→ **Exercise objective**:
Using the material below, copy every line where "Cameron" appears.

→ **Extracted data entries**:
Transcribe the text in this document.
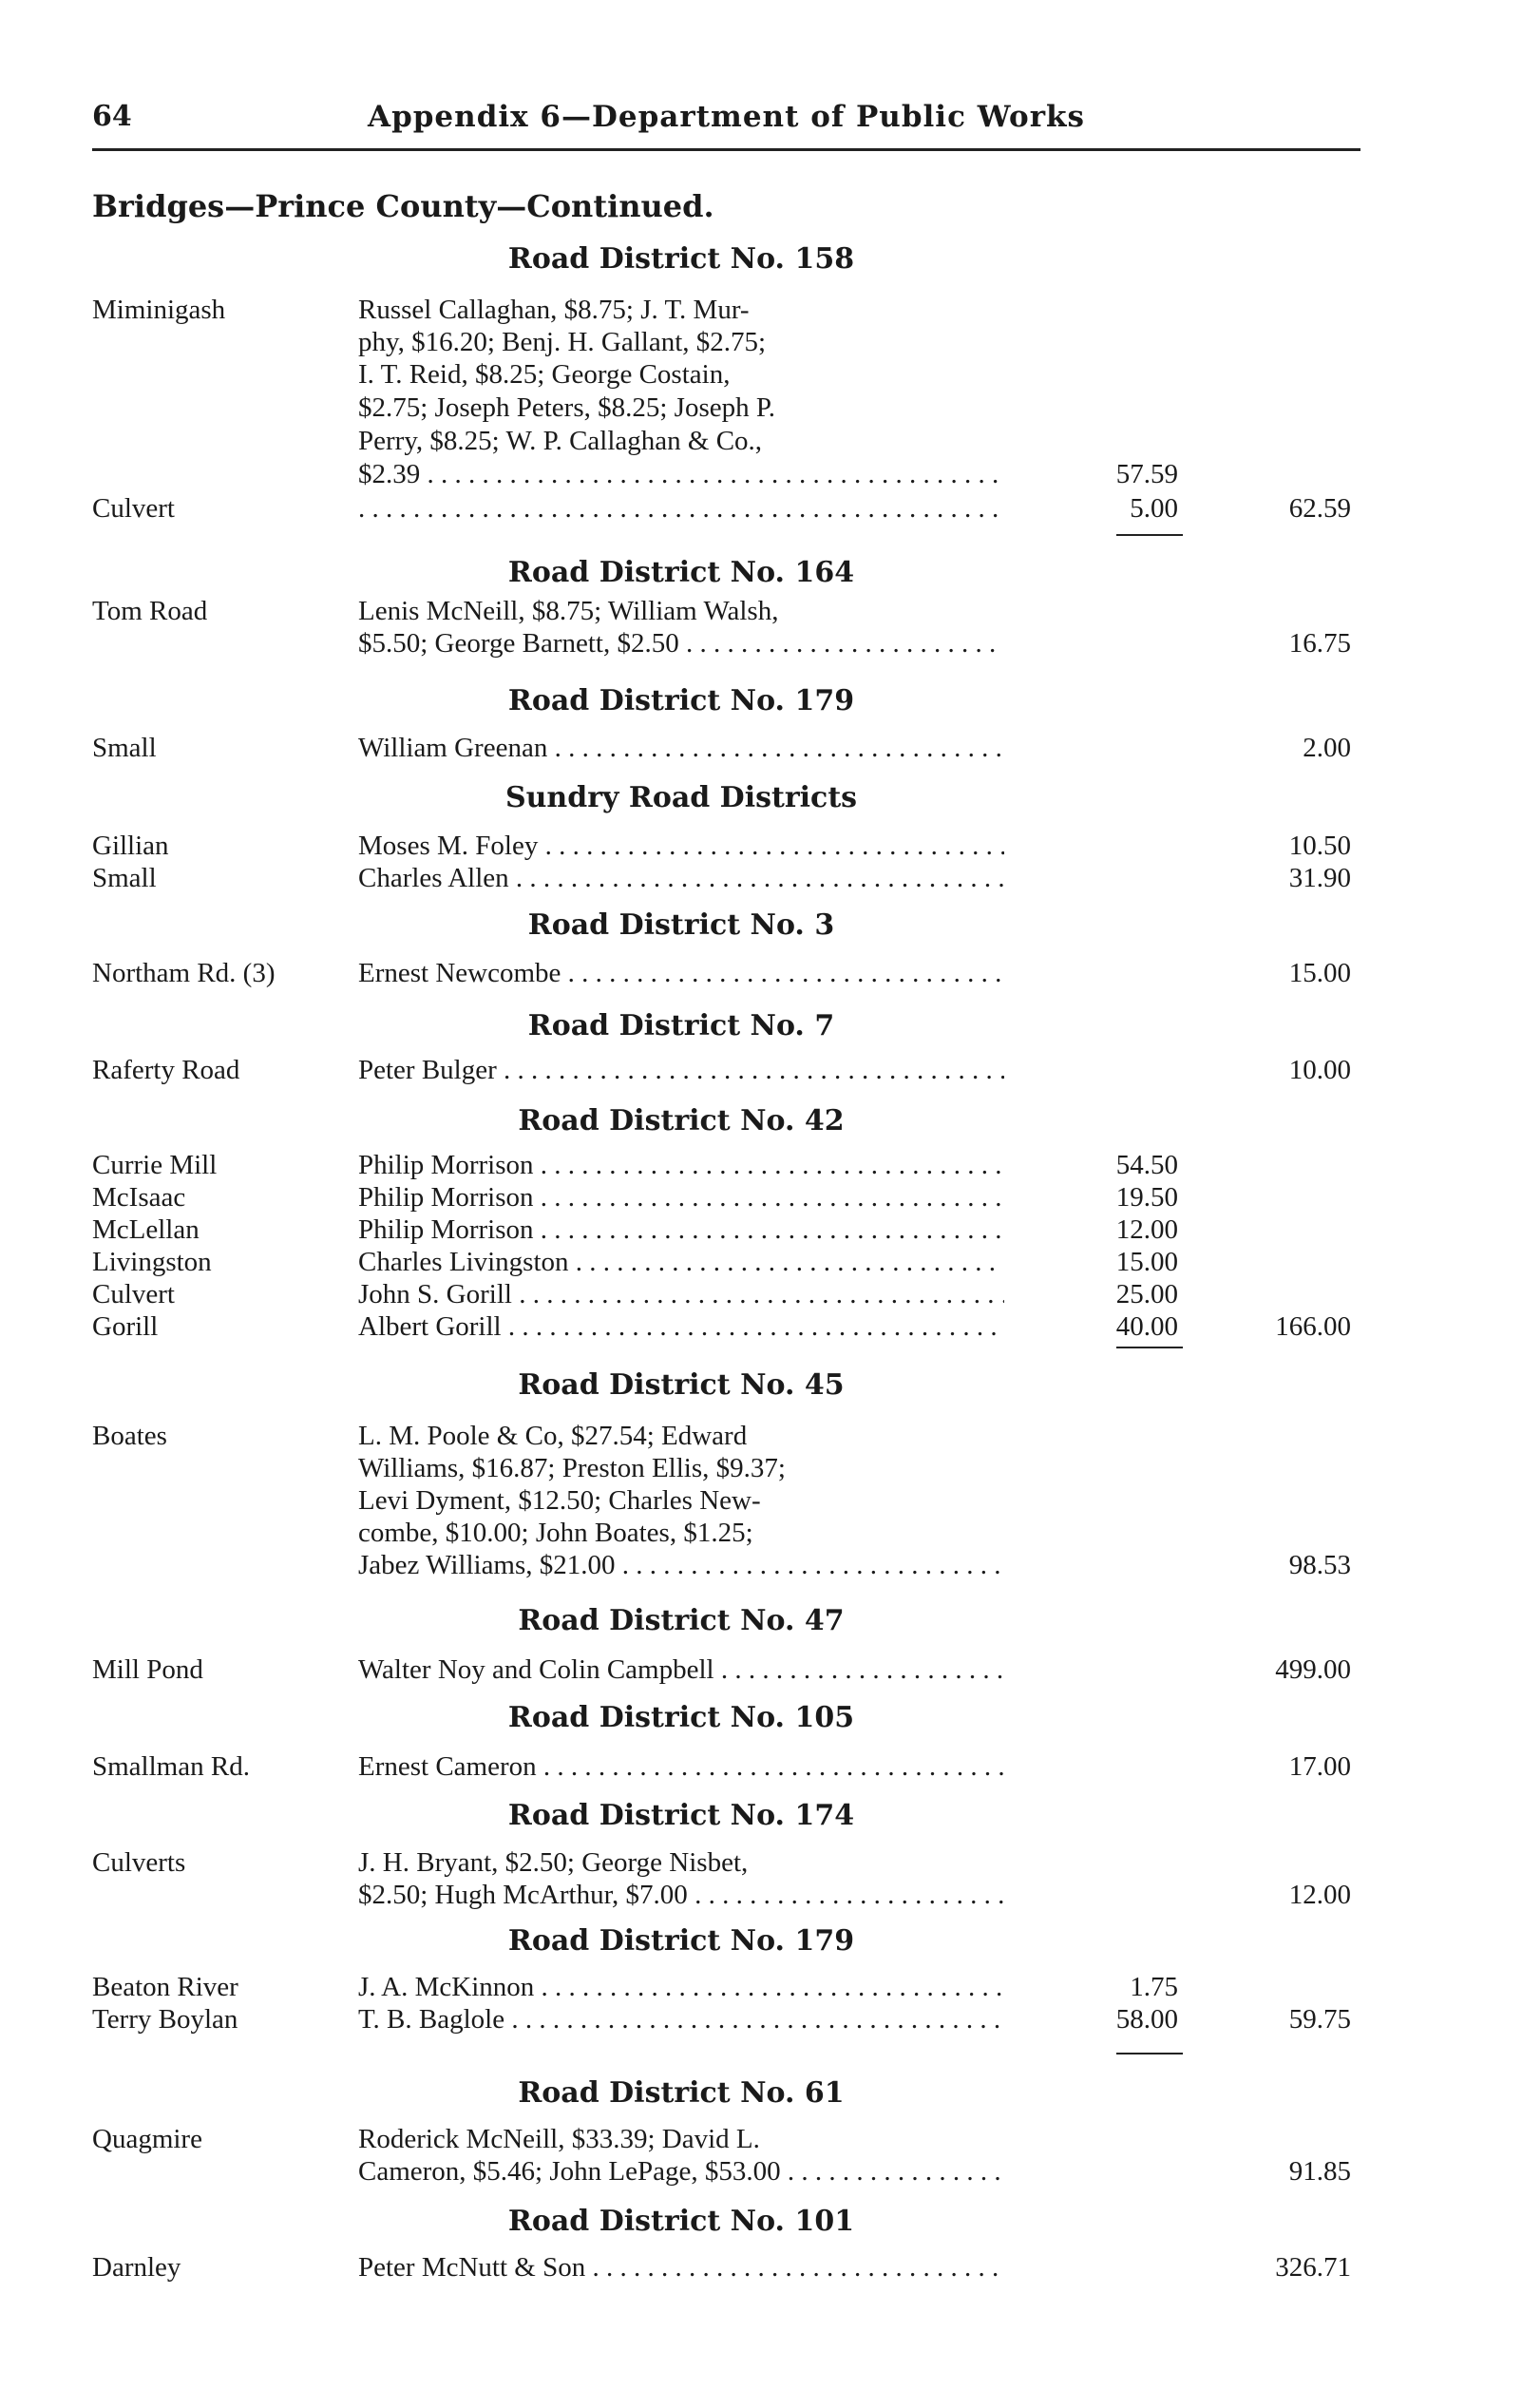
64	Appendix 6—Department of Public Works
Bridges—Prince County—Continued.
Road District No. 158
Miminigash	Russel Callaghan, $8.75; J. T. Mur-
phy, $16.20; Benj. H. Gallant, $2.75;
I. T. Reid, $8.25; George Costain,
$2.75; Joseph Peters, $8.25; Joseph P.
Perry, $8.25; W. P. Callaghan & Co.,
$2.39 . . .	57.59
Culvert
. . .	5.00	62.59
Road District No. 164
Tom Road	Lenis McNeill, $8.75; William Walsh,
$5.50; George Barnett, $2.50 . . .	16.75
Road District No. 179
Small	William Greenan . . .	2.00
Sundry Road Districts
Gillian	Moses M. Foley . . .	10.50
Small	Charles Allen . . .	31.90
Road District No. 3
Northam Rd. (3)	Ernest Newcombe . . .	15.00
Road District No. 7
Raferty Road	Peter Bulger . . .	10.00
Road District No. 42
Currie Mill	Philip Morrison . . .	54.50
McIsaac	Philip Morrison . . .	19.50
McLellan	Philip Morrison . . .	12.00
Livingston	Charles Livingston . . .	15.00
Culvert	John S. Gorill . . .	25.00
Gorill	Albert Gorill . . .	40.00	166.00
Road District No. 45
Boates	L. M. Poole & Co, $27.54; Edward
Williams, $16.87; Preston Ellis, $9.37;
Levi Dyment, $12.50; Charles New-
combe, $10.00; John Boates, $1.25;
Jabez Williams, $21.00 . . .	98.53
Road District No. 47
Mill Pond	Walter Noy and Colin Campbell . . .	499.00
Road District No. 105
Smallman Rd.	Ernest Cameron . . .	17.00
Road District No. 174
Culverts	J. H. Bryant, $2.50; George Nisbet,
$2.50; Hugh McArthur, $7.00 . . .	12.00
Road District No. 179
Beaton River	J. A. McKinnon . . .	1.75
Terry Boylan	T. B. Baglole . . .	58.00	59.75
Road District No. 61
Quagmire	Roderick McNeill, $33.39; David L.
Cameron, $5.46; John LePage, $53.00 . . .	91.85
Road District No. 101
Darnley	Peter McNutt & Son . . .	326.71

→ **Complete answer**:
Smallman Rd.	Ernest Cameron . . .	17.00
Cameron, $5.46; John LePage, $53.00 . . .	91.85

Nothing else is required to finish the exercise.